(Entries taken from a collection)

(begin)

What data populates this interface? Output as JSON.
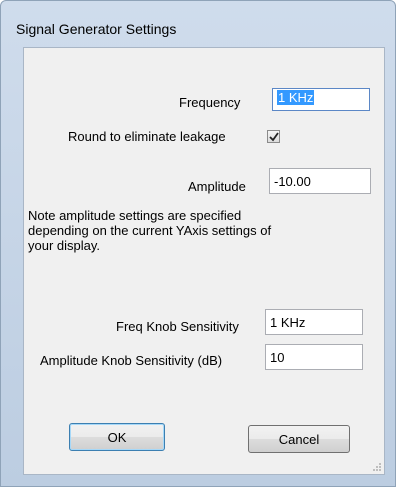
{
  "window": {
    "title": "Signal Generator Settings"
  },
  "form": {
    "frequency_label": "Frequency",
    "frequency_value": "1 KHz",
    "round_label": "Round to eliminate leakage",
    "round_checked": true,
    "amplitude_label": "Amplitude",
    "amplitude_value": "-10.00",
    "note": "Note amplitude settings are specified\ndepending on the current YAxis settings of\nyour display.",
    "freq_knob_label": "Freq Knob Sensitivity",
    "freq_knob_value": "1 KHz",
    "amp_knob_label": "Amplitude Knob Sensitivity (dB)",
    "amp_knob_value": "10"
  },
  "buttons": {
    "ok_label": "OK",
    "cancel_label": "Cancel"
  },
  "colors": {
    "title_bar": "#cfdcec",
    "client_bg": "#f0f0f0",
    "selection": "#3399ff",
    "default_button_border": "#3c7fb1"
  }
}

(end)
(begin)

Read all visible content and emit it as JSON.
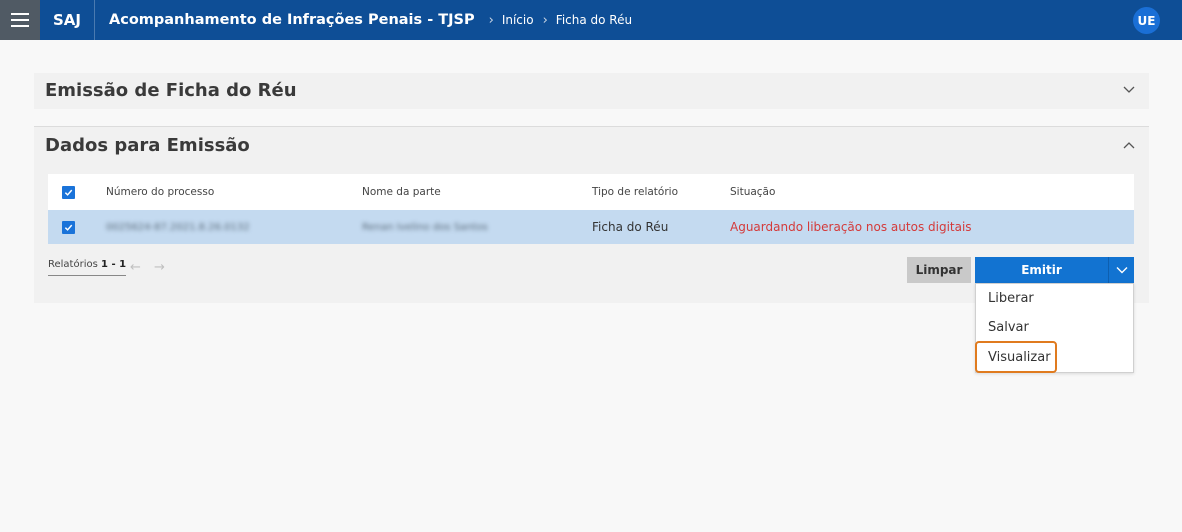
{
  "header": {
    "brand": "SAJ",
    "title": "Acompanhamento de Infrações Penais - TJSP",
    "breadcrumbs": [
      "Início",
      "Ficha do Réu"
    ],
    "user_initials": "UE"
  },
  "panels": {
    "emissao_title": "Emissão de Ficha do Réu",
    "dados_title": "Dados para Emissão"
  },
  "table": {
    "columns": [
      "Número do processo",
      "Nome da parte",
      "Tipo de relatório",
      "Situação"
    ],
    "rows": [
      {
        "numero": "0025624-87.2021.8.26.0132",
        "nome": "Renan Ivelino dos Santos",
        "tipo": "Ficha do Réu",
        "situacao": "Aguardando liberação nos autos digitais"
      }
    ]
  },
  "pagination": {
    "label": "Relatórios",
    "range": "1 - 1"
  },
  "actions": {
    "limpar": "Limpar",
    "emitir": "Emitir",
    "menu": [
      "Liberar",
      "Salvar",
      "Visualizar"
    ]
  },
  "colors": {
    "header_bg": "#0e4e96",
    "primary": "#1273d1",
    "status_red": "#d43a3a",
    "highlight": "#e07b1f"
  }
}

(end)

Note every line above where the string "Ficha" shows up, and copy those lines.

** Answer to this problem **
      "Ficha do Réu"
    "emissao_title": "Emissão de Ficha do Réu",
        "tipo": "Ficha do Réu",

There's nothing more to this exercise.